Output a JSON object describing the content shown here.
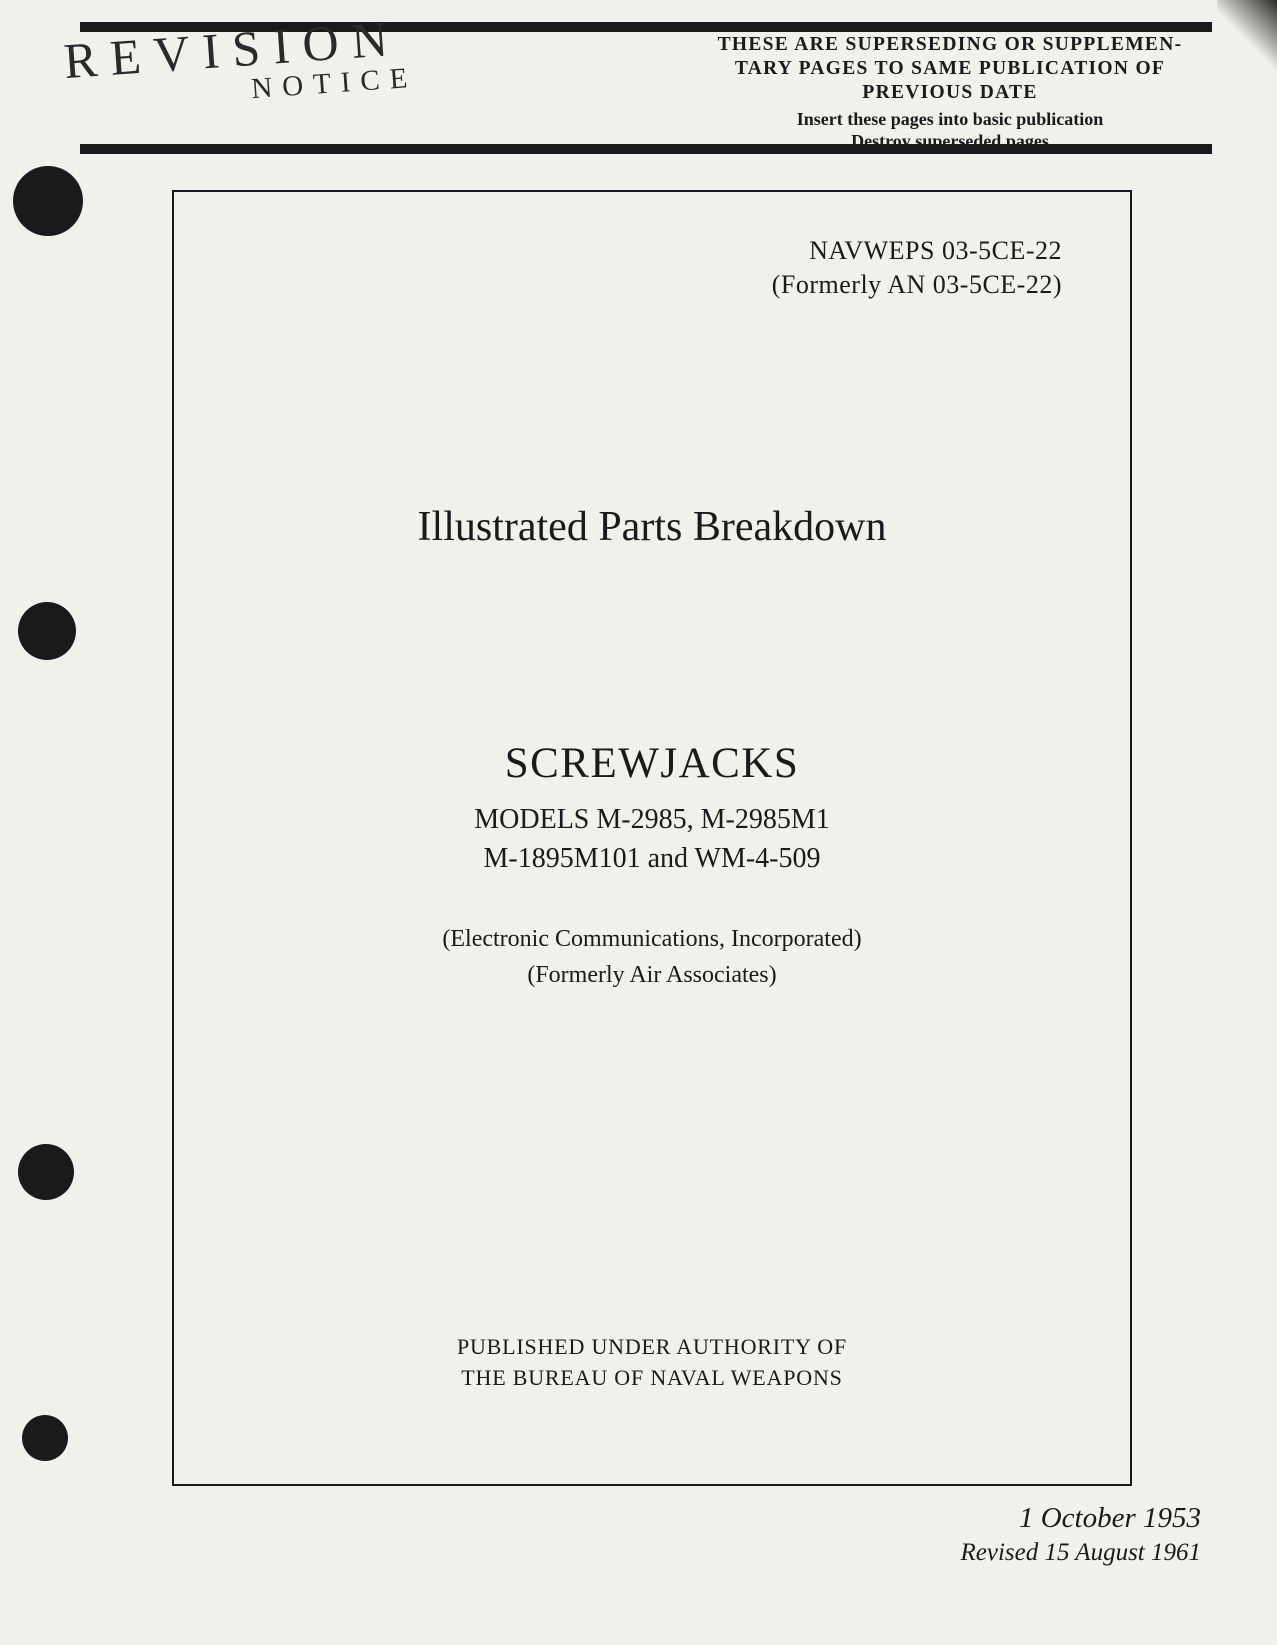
{
  "header": {
    "revision_stamp": "REVISION",
    "notice_stamp": "NOTICE",
    "supersede": {
      "line1": "THESE ARE SUPERSEDING OR SUPPLEMEN-",
      "line2": "TARY PAGES TO SAME PUBLICATION OF",
      "line3": "PREVIOUS DATE",
      "sub1": "Insert these pages into basic publication",
      "sub2": "Destroy superseded pages"
    }
  },
  "document": {
    "doc_id": "NAVWEPS 03-5CE-22",
    "doc_id_former": "(Formerly AN 03-5CE-22)",
    "main_title": "Illustrated Parts Breakdown",
    "subject_title": "SCREWJACKS",
    "models_line1": "MODELS M-2985, M-2985M1",
    "models_line2": "M-1895M101 and WM-4-509",
    "company_line1": "(Electronic Communications, Incorporated)",
    "company_line2": "(Formerly Air Associates)",
    "publisher_line1": "PUBLISHED UNDER AUTHORITY OF",
    "publisher_line2": "THE BUREAU OF NAVAL WEAPONS"
  },
  "dates": {
    "original": "1 October 1953",
    "revised": "Revised 15 August 1961"
  },
  "colors": {
    "page_background": "#f0f0ec",
    "text": "#1a1a1a",
    "bar": "#1a1a1a",
    "hole": "#1a1a1a"
  }
}
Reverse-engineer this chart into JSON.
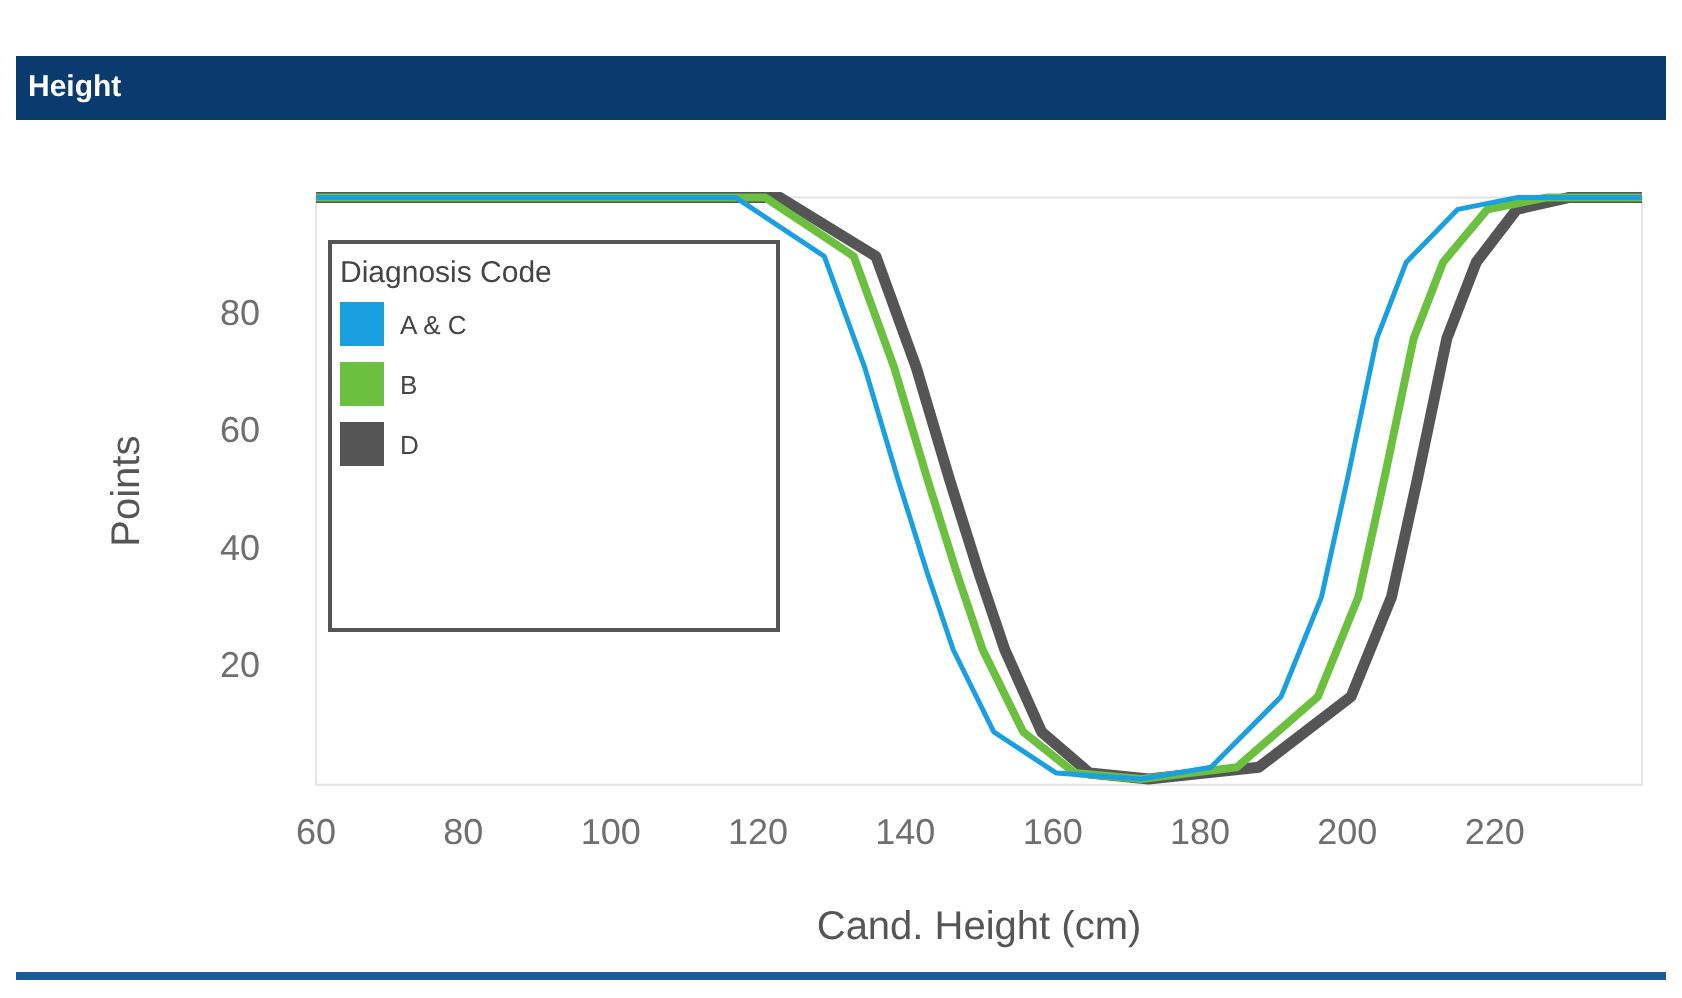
{
  "chart_data": {
    "type": "line",
    "title": "Height",
    "xlabel": "Cand. Height (cm)",
    "ylabel": "Points",
    "legend_title": "Diagnosis Code",
    "legend": "left",
    "grid": false,
    "xlim": [
      60,
      240
    ],
    "xticks": [
      60,
      80,
      100,
      120,
      140,
      160,
      180,
      200,
      220
    ],
    "ylim": [
      0,
      100
    ],
    "yticks": [
      20,
      40,
      60,
      80
    ],
    "series": [
      {
        "name": "A & C",
        "color": "#1aa0e0",
        "x": [
          60,
          117,
          129,
          134.5,
          139,
          143,
          146.5,
          152,
          160.5,
          172,
          181.5,
          191,
          196.5,
          200,
          204,
          208,
          215,
          223,
          240
        ],
        "values": [
          100,
          100,
          90,
          71,
          52,
          36,
          23,
          9,
          2,
          1,
          3,
          15,
          32,
          52,
          76,
          89,
          98,
          100,
          100
        ]
      },
      {
        "name": "B",
        "color": "#6cc040",
        "x": [
          60,
          121,
          133,
          138.5,
          143,
          147,
          150.5,
          156,
          163,
          172,
          185,
          196,
          201.5,
          205,
          209,
          213,
          219,
          227,
          240
        ],
        "values": [
          100,
          100,
          90,
          71,
          52,
          36,
          23,
          9,
          2,
          1,
          3,
          15,
          32,
          52,
          76,
          89,
          98,
          100,
          100
        ]
      },
      {
        "name": "D",
        "color": "#555555",
        "x": [
          60,
          123,
          136,
          141.5,
          146,
          150,
          153.5,
          158.5,
          165,
          173,
          188,
          200.5,
          206,
          209.5,
          213.5,
          217.5,
          223,
          230,
          240
        ],
        "values": [
          100,
          100,
          90,
          71,
          52,
          36,
          23,
          9,
          2,
          1,
          3,
          15,
          32,
          52,
          76,
          89,
          98,
          100,
          100
        ]
      }
    ]
  }
}
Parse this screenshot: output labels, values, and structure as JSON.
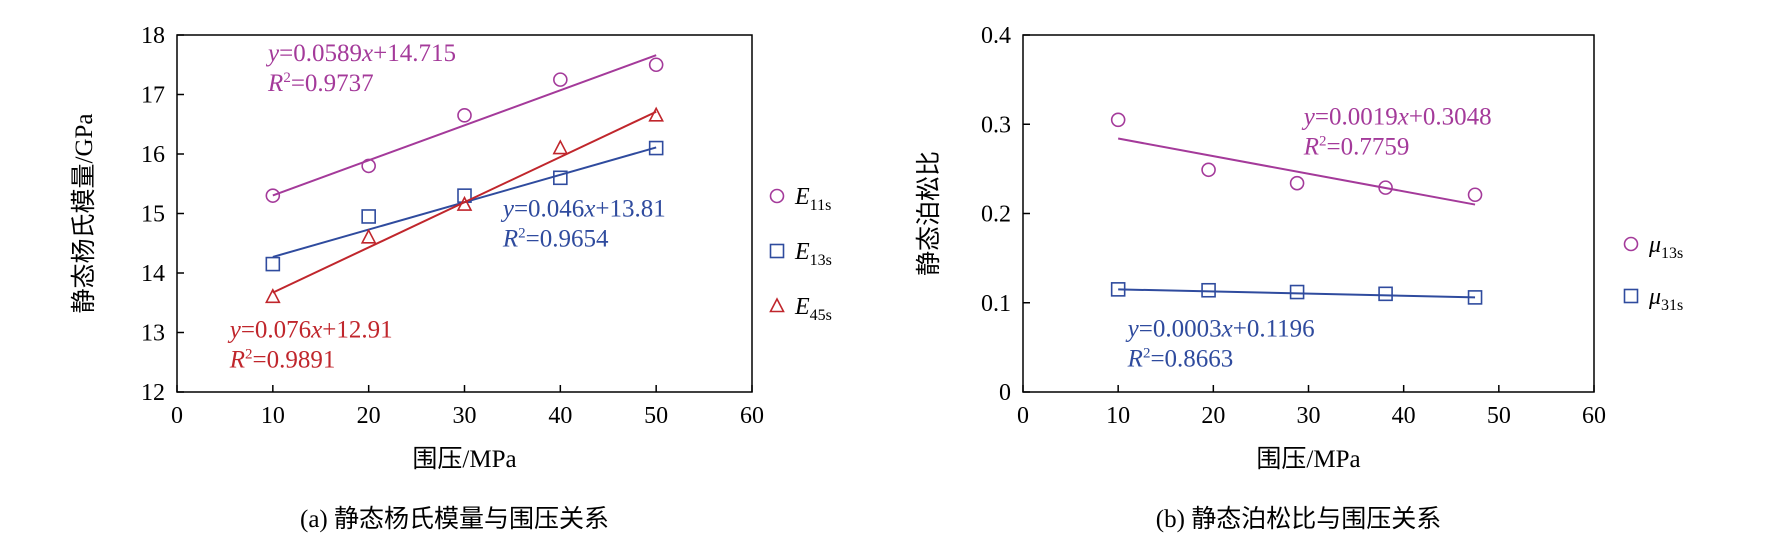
++++++++++
• _Exercise task_:
Pick out each line above that includes "JSON" and show it.

• _Exercise output_:
Output a JSON object describing the content shown here.
Reverse-engineer this chart into JSON.
Parse this screenshot: output labels, values, and structure as JSON.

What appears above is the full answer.